[begin EXTRACTED RECORDS]
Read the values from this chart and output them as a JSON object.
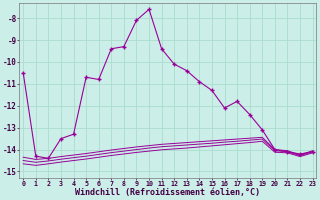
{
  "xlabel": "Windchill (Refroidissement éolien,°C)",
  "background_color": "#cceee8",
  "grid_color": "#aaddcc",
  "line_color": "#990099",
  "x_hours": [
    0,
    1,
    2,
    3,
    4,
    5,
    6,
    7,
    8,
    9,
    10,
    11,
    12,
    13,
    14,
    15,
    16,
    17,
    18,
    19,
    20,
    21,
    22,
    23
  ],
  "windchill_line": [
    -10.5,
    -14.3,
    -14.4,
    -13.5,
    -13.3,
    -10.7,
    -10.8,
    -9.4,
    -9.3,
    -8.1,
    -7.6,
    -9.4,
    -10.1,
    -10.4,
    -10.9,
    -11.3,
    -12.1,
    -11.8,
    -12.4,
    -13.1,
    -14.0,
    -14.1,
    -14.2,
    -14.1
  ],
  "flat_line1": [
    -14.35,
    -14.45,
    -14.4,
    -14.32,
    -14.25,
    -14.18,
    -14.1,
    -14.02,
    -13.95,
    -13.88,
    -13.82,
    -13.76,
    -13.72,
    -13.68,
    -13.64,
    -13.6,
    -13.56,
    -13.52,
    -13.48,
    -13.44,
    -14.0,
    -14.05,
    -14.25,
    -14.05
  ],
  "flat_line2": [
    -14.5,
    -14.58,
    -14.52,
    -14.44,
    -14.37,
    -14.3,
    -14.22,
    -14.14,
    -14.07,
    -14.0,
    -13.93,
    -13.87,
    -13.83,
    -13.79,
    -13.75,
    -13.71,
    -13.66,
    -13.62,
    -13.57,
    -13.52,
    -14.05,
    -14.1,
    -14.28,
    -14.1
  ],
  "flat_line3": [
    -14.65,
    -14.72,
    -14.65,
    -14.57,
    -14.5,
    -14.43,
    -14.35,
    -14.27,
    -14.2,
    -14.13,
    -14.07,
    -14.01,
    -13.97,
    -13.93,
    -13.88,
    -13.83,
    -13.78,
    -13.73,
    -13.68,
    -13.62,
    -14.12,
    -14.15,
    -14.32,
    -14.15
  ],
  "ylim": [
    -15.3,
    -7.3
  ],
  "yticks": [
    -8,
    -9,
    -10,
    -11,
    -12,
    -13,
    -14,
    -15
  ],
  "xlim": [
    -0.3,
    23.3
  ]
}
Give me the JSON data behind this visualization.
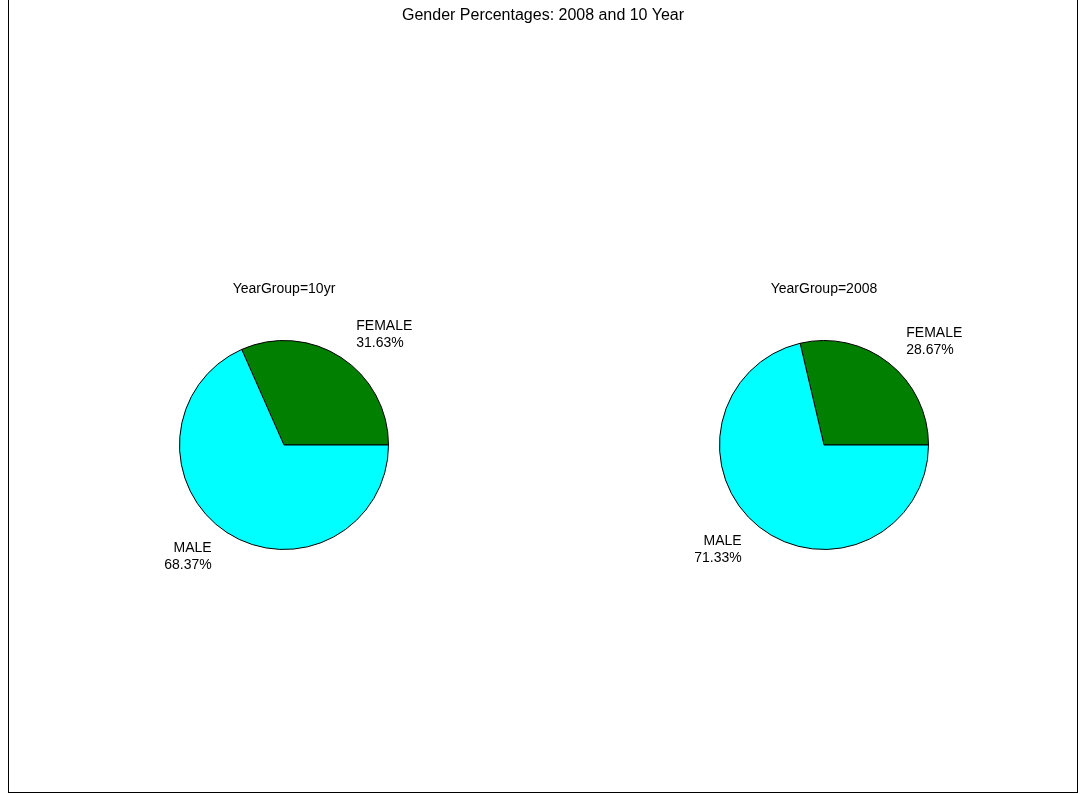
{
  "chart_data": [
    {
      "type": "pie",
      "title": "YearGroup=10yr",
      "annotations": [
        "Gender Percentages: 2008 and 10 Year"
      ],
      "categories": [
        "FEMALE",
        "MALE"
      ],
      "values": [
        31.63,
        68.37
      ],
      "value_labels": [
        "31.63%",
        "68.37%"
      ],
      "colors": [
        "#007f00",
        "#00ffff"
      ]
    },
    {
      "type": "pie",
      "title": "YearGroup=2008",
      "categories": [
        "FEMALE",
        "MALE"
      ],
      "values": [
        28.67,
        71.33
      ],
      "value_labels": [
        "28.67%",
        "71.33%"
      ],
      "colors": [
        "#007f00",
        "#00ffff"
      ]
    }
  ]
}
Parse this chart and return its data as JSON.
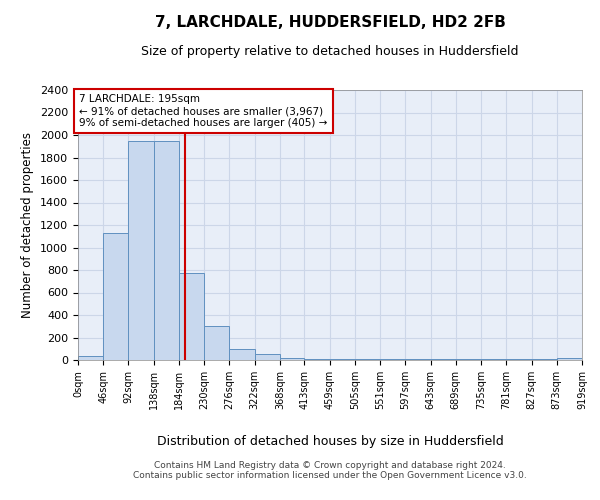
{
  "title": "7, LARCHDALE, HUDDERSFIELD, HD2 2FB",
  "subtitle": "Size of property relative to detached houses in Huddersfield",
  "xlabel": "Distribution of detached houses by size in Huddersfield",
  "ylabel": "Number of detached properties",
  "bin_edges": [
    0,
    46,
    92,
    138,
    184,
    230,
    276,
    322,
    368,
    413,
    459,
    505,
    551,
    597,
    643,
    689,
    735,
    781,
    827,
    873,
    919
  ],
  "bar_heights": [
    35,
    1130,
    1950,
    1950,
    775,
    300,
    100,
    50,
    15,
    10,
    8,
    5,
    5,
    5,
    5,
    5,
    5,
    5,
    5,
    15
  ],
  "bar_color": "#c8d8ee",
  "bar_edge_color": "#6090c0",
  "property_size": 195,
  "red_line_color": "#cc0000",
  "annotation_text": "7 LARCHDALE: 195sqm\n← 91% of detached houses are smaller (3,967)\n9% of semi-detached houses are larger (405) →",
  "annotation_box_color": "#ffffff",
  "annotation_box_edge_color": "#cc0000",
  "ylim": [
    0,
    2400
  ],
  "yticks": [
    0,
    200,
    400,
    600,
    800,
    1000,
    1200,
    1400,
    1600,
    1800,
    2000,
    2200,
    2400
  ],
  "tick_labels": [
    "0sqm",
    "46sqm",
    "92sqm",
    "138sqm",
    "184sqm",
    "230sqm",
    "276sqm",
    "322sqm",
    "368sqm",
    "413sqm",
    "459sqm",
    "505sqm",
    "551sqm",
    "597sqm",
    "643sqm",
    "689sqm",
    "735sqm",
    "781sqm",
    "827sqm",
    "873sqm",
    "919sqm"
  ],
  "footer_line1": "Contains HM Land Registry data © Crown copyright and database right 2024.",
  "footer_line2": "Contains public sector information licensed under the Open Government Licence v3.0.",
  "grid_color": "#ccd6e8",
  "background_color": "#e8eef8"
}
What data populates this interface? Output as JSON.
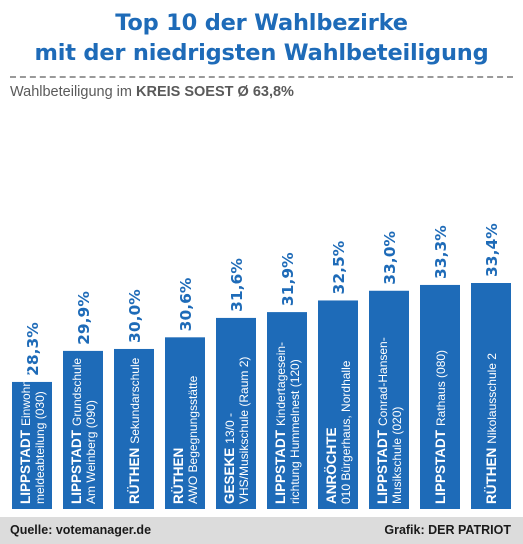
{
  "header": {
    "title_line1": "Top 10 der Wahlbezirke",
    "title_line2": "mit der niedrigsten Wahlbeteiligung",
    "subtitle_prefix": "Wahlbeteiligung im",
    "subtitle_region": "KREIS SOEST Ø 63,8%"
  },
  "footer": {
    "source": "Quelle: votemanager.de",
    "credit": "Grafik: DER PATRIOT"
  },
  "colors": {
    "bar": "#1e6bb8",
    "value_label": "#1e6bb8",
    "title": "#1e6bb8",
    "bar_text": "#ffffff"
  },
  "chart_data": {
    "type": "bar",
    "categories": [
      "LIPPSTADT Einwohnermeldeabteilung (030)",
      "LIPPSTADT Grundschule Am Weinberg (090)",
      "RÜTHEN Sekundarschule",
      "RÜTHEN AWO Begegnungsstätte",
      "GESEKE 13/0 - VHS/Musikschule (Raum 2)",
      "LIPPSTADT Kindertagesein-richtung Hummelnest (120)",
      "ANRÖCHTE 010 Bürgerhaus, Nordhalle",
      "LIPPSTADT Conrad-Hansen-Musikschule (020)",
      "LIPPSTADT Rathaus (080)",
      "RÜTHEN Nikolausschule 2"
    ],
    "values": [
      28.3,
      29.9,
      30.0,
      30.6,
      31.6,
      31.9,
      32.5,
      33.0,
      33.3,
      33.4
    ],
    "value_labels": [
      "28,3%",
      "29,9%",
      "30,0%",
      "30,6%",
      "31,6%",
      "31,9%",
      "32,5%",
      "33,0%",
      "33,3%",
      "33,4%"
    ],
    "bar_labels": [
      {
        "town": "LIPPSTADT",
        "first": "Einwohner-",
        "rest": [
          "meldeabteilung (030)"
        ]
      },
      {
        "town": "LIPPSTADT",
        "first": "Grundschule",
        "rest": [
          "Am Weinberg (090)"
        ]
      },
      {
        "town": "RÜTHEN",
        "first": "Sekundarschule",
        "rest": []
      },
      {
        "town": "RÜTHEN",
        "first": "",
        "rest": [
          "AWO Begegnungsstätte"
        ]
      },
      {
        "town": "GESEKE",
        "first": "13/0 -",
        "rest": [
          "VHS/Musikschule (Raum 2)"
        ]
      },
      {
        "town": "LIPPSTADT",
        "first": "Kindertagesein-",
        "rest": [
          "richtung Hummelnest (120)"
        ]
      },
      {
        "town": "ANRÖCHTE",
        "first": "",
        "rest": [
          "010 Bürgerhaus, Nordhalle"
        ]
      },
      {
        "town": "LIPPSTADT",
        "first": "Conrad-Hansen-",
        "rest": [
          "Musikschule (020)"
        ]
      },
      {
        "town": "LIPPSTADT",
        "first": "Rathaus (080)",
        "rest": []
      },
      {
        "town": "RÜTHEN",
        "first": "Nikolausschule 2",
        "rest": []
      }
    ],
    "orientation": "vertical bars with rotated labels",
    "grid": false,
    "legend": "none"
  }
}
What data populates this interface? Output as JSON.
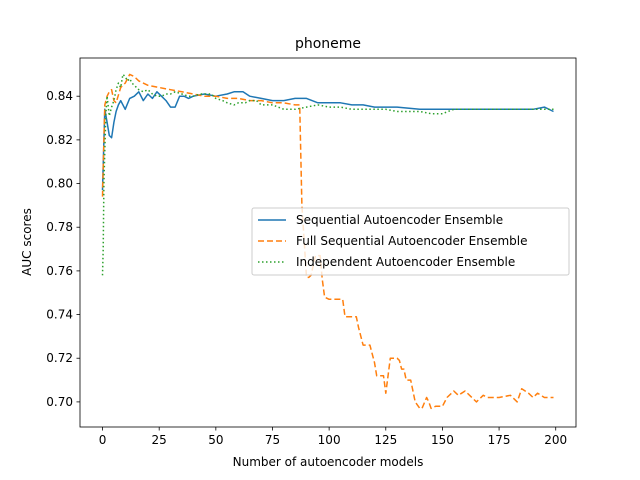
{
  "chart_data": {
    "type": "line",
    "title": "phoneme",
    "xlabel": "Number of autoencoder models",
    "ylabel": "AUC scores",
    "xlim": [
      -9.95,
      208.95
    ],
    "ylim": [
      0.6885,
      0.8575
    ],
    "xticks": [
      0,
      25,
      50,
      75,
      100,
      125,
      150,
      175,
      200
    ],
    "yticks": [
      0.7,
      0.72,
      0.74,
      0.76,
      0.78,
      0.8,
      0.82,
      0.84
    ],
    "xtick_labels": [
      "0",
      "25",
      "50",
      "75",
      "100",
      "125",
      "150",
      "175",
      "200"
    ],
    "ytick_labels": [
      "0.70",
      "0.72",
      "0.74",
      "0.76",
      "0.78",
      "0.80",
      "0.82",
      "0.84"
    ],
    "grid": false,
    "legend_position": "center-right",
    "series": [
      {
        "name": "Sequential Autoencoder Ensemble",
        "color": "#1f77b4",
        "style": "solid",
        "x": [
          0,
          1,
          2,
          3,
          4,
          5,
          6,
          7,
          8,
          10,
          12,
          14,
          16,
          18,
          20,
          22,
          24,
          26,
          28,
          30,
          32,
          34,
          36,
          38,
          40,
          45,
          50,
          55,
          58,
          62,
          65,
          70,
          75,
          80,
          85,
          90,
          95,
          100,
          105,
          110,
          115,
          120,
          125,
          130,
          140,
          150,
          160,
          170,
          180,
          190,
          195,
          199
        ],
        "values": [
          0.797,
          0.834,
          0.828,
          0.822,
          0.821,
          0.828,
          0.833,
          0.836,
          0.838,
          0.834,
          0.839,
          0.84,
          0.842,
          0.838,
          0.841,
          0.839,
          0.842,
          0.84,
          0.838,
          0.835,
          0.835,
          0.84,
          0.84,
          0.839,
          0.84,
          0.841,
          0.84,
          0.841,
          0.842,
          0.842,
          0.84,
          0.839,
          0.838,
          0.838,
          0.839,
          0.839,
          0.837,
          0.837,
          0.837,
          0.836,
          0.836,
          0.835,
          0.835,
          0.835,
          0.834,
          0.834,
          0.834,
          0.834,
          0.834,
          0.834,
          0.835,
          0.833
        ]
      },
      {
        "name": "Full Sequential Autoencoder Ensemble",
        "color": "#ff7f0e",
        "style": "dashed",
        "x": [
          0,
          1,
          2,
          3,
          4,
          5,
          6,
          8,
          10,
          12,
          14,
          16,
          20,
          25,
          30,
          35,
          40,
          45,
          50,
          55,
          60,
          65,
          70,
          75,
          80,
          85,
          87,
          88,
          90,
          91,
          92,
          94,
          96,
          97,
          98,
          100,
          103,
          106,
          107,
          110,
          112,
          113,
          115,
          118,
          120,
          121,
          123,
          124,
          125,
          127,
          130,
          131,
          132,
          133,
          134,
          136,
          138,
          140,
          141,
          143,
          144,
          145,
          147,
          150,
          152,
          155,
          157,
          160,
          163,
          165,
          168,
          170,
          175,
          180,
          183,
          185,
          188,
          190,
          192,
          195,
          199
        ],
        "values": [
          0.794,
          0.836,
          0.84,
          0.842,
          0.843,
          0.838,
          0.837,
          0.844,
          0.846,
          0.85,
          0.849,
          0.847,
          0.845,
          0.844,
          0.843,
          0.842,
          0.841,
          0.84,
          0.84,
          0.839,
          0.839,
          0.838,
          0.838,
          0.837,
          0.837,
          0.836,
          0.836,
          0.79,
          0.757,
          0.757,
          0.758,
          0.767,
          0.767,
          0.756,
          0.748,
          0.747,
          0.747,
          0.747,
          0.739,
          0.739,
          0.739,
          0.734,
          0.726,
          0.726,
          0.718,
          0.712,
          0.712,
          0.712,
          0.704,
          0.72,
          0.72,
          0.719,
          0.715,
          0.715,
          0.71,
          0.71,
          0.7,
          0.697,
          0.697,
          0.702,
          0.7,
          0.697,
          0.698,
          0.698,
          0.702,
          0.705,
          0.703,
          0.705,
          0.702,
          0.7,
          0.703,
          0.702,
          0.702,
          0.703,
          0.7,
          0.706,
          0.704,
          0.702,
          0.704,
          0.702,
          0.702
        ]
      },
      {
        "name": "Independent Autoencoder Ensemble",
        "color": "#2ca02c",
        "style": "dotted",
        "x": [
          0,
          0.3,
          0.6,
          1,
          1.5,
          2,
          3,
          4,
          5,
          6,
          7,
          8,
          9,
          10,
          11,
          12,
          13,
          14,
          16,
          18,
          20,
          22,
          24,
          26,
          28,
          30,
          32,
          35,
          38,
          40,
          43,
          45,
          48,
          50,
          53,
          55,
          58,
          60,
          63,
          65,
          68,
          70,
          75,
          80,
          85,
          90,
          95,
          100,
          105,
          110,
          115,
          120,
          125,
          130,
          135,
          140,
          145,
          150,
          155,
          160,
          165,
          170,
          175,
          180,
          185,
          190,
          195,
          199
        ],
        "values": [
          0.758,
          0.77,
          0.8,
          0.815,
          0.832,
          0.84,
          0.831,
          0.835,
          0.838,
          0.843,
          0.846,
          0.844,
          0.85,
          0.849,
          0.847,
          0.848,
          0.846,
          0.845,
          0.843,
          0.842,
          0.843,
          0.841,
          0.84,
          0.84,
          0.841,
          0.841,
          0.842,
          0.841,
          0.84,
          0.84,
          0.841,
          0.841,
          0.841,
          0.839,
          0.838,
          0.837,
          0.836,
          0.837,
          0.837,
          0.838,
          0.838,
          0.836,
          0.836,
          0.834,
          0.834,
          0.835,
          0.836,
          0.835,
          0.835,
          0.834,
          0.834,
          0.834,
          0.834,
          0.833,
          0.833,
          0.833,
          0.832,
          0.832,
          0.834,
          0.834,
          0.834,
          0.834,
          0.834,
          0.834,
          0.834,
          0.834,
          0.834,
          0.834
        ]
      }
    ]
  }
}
[end EXTRACTED RECORDS]
**THE REQUEST:**
Pull every line containing the word "detached" out of the entries above.

**EXPECTED ANSWER:**
  "subtitle": "Size of property relative to detached houses in Huddersfield",
  "xlabel": "Distribution of detached houses by size in Huddersfield",
  "ylabel": "Number of detached properties",
  "annotation_text": "7 LARCHDALE: 195sqm\n← 91% of detached houses are smaller (3,967)\n9% of semi-detached houses are larger (405) →",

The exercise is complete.